GIVEN RECORDS:
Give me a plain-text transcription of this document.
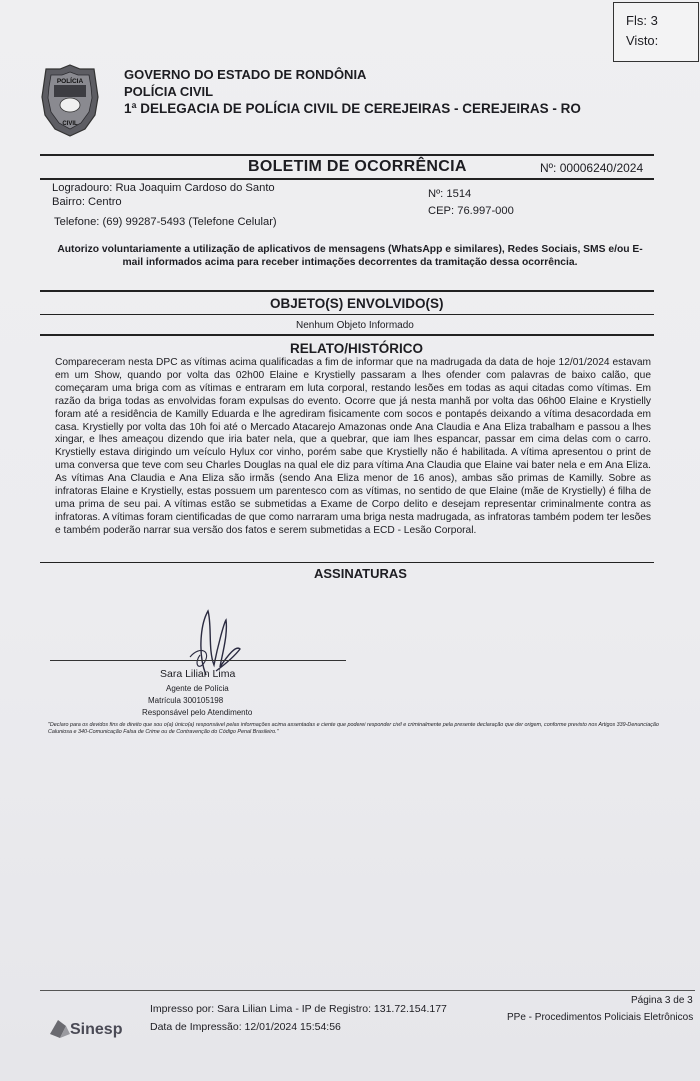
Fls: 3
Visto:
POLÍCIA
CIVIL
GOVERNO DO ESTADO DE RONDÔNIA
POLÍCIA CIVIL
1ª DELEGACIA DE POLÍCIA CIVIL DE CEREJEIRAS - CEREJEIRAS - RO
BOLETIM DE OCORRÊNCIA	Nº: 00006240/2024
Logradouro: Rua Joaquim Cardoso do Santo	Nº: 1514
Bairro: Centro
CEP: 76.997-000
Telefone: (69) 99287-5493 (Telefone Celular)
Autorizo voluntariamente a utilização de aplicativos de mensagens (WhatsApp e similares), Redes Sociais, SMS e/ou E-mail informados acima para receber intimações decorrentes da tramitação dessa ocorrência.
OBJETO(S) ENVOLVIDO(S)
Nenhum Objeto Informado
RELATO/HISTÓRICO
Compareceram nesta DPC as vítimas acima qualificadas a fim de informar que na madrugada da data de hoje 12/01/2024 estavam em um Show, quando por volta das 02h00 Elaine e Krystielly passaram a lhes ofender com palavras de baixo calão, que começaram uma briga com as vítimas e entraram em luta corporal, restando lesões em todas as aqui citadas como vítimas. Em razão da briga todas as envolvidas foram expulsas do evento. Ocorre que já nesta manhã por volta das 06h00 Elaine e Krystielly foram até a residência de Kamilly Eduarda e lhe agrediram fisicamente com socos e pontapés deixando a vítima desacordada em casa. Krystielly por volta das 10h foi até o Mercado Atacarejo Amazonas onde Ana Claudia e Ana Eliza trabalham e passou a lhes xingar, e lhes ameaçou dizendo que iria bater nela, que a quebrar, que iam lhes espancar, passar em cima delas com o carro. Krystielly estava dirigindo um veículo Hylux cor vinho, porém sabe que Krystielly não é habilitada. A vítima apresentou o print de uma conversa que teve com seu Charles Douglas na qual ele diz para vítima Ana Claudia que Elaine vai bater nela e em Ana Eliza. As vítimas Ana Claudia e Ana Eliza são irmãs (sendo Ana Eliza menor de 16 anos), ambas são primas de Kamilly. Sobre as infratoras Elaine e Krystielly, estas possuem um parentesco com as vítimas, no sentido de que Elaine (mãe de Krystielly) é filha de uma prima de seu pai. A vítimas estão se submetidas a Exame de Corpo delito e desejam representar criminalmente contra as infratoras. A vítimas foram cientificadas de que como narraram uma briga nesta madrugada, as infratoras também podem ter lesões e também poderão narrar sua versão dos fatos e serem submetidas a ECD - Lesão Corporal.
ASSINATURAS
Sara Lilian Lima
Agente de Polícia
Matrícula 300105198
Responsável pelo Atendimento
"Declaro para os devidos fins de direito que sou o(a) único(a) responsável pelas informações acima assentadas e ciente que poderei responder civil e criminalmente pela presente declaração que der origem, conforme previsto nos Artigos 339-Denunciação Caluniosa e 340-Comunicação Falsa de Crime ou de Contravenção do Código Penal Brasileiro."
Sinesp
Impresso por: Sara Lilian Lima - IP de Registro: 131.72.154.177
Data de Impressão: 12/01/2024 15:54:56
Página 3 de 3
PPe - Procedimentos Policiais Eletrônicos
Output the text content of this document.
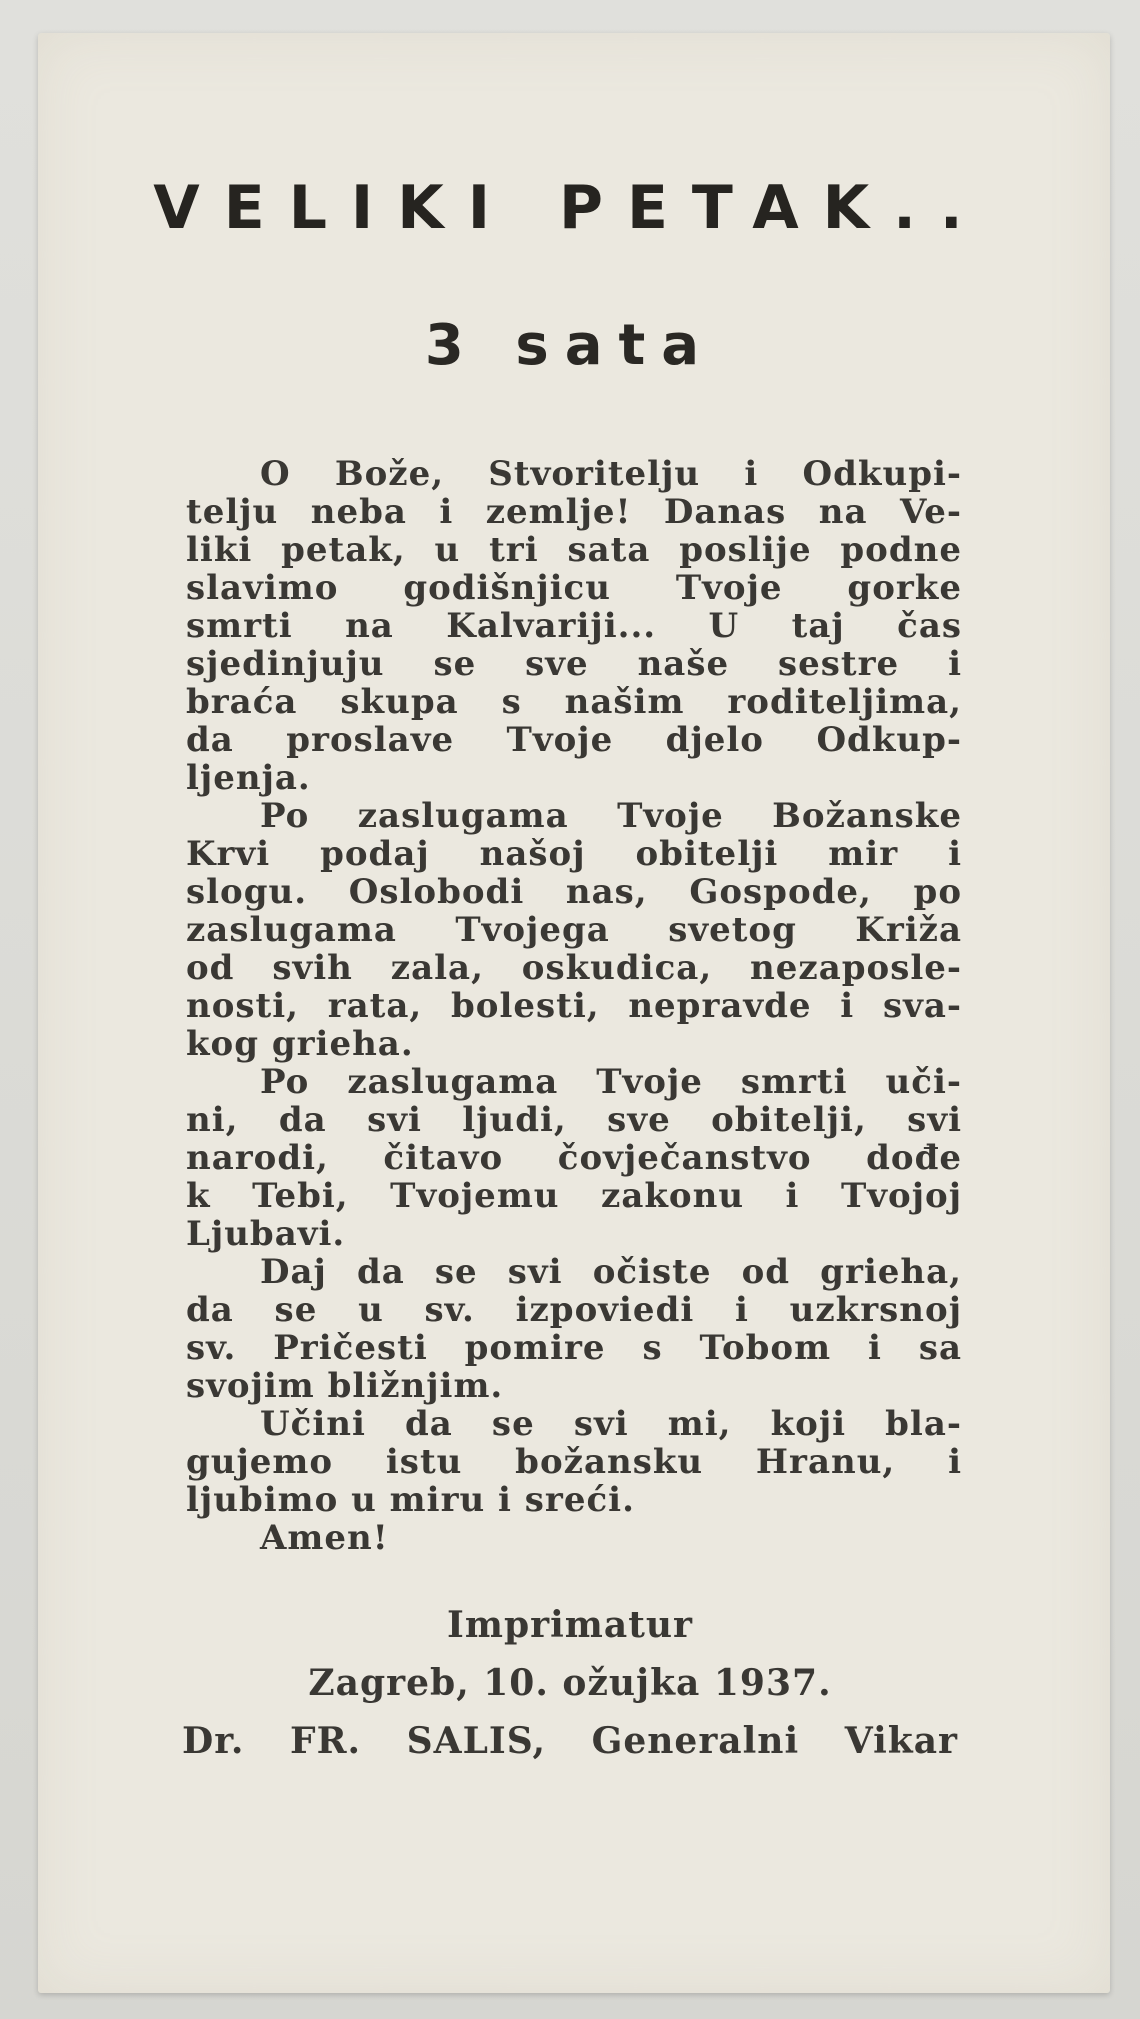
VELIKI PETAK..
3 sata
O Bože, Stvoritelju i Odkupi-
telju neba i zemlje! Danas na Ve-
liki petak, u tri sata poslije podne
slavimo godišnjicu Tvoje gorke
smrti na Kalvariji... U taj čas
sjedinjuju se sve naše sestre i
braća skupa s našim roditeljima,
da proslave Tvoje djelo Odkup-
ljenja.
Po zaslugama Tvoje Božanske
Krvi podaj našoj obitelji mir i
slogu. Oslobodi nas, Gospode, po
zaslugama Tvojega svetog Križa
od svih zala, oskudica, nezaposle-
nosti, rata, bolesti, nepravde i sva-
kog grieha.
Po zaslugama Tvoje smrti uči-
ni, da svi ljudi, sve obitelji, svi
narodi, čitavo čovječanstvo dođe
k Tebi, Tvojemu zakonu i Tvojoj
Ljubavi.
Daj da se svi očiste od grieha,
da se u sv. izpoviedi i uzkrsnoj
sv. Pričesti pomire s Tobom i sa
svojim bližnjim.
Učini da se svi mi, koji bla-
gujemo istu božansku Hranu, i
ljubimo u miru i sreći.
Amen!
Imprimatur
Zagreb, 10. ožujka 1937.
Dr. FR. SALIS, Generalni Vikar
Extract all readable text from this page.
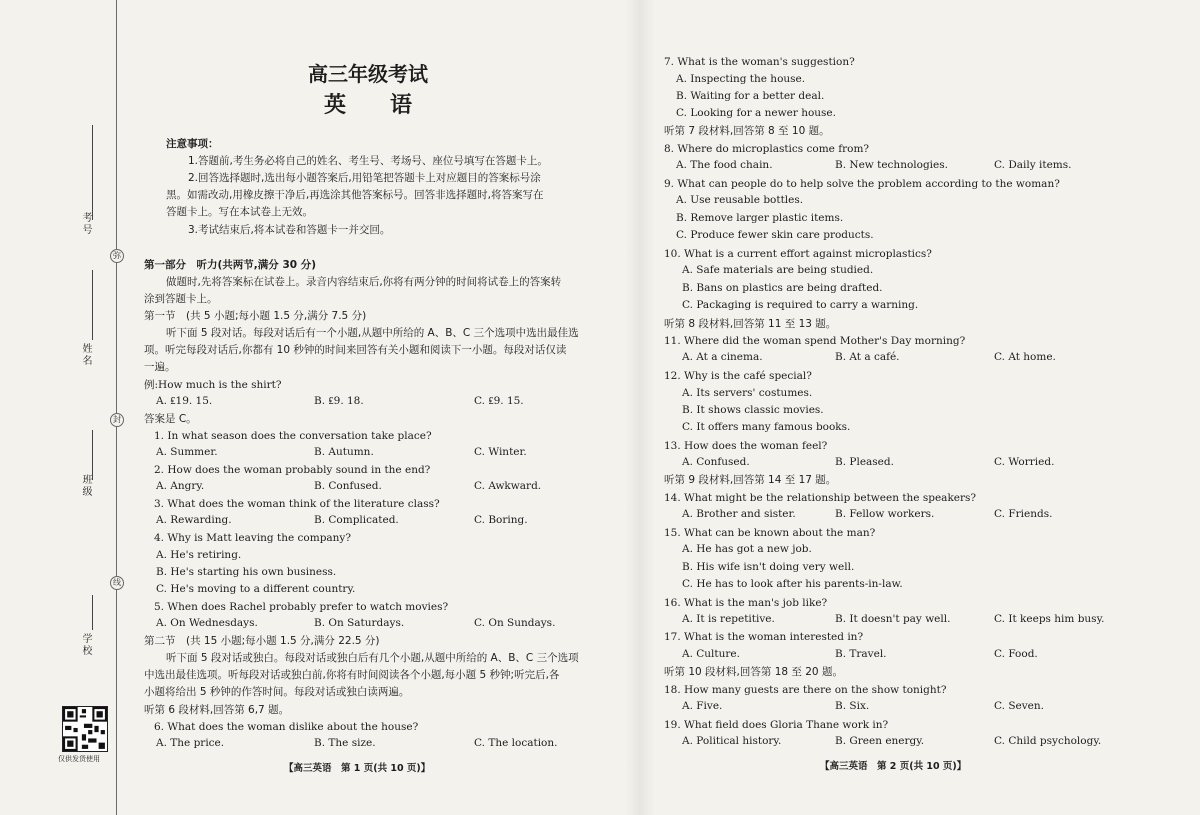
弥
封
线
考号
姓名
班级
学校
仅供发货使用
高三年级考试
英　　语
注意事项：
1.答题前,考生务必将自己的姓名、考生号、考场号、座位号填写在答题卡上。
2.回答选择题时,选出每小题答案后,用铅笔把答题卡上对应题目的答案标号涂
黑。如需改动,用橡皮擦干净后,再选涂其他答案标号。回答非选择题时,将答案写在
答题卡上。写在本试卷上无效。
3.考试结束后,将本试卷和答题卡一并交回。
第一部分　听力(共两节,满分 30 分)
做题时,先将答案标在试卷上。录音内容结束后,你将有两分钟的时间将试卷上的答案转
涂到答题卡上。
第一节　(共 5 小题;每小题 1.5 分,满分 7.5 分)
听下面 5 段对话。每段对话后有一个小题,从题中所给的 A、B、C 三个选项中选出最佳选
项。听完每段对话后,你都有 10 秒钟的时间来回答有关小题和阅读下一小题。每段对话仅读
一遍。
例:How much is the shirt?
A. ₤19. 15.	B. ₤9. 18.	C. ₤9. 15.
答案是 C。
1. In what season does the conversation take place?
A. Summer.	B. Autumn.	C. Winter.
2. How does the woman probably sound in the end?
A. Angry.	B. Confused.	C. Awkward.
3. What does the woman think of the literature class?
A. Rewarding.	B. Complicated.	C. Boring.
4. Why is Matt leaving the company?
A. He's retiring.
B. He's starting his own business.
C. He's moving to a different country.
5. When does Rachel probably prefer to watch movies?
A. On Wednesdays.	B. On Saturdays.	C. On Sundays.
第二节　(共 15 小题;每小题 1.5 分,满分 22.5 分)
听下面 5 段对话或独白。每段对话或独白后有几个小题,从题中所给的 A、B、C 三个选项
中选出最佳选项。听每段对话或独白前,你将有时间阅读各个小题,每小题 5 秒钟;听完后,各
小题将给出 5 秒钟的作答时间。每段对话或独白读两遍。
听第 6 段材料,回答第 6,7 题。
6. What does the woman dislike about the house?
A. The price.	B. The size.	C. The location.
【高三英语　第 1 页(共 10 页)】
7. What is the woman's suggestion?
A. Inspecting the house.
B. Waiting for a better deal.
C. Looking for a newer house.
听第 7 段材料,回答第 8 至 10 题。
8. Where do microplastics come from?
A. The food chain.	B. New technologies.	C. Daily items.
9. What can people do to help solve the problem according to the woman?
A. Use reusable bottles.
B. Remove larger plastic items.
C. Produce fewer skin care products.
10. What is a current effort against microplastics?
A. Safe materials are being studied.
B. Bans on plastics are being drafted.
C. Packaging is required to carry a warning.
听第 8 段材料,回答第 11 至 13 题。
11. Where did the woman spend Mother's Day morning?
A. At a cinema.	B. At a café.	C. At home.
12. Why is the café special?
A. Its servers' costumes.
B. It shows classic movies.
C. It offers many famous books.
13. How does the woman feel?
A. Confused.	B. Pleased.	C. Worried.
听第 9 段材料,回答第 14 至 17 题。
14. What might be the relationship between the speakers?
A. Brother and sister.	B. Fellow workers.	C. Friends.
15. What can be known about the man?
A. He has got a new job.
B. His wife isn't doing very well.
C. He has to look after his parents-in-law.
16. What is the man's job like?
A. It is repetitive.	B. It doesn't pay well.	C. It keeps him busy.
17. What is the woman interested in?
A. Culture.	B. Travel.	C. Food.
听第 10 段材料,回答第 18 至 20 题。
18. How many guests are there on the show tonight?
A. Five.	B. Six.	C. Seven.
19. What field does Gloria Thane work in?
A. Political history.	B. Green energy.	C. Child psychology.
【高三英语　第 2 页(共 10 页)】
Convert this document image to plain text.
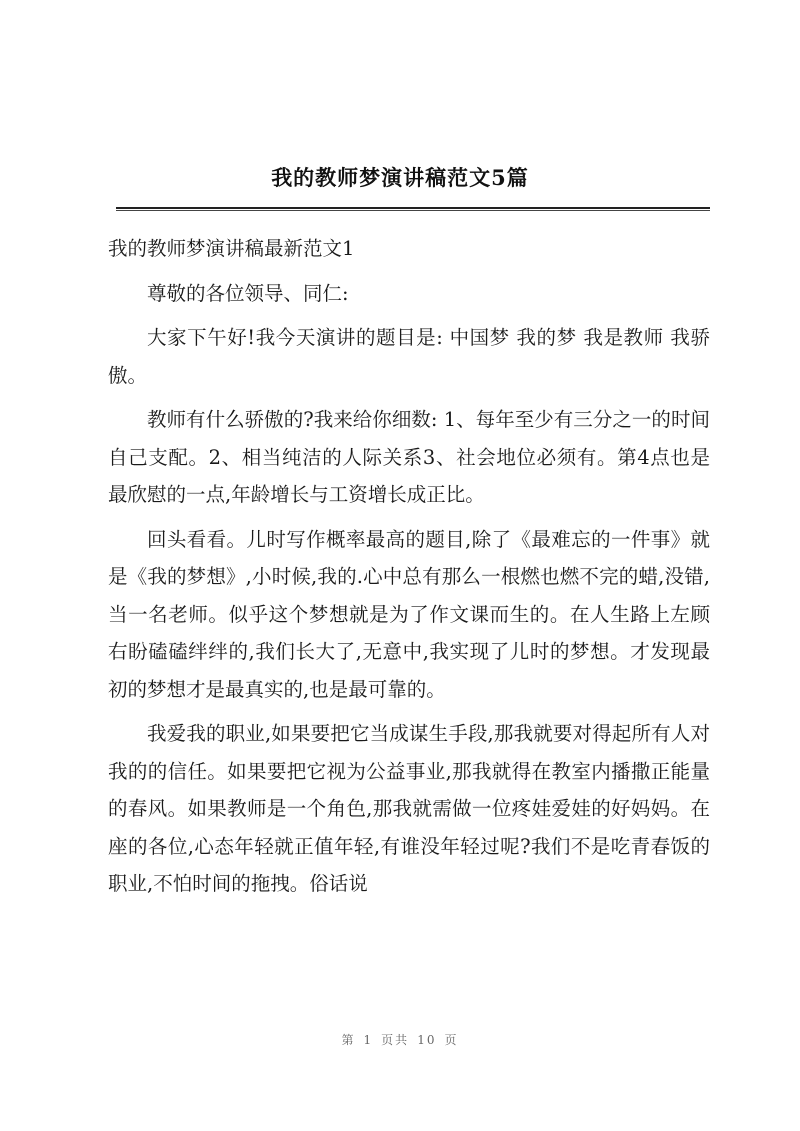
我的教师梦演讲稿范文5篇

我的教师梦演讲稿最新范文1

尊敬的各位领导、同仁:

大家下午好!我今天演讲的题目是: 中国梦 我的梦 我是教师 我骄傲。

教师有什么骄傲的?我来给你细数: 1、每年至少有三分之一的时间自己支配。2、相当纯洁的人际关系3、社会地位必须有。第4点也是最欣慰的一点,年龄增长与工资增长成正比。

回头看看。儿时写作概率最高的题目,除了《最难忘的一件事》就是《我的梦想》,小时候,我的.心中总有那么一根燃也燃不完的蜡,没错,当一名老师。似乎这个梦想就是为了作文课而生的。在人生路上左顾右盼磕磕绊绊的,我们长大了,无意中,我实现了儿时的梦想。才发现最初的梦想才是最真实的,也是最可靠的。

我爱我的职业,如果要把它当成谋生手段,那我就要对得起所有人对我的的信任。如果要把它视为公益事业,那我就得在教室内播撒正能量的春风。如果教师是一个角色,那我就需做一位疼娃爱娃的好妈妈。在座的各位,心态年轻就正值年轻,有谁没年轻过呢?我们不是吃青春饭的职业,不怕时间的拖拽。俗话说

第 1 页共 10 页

CHALLENGE:
From the line containing "Convert this document image to plain text." to the end of the data above, give those lines again verbatim, with both endpoints included and no images.

ANSWER BELOW:
Convert this document image to plain text.
我的教师梦演讲稿范文5篇

我的教师梦演讲稿最新范文1

尊敬的各位领导、同仁:

大家下午好!我今天演讲的题目是: 中国梦 我的梦 我是教师 我骄傲。

教师有什么骄傲的?我来给你细数: 1、每年至少有三分之一的时间自己支配。2、相当纯洁的人际关系3、社会地位必须有。第4点也是最欣慰的一点,年龄增长与工资增长成正比。

回头看看。儿时写作概率最高的题目,除了《最难忘的一件事》就是《我的梦想》,小时候,我的.心中总有那么一根燃也燃不完的蜡,没错,当一名老师。似乎这个梦想就是为了作文课而生的。在人生路上左顾右盼磕磕绊绊的,我们长大了,无意中,我实现了儿时的梦想。才发现最初的梦想才是最真实的,也是最可靠的。

我爱我的职业,如果要把它当成谋生手段,那我就要对得起所有人对我的的信任。如果要把它视为公益事业,那我就得在教室内播撒正能量的春风。如果教师是一个角色,那我就需做一位疼娃爱娃的好妈妈。在座的各位,心态年轻就正值年轻,有谁没年轻过呢?我们不是吃青春饭的职业,不怕时间的拖拽。俗话说

第 1 页共 10 页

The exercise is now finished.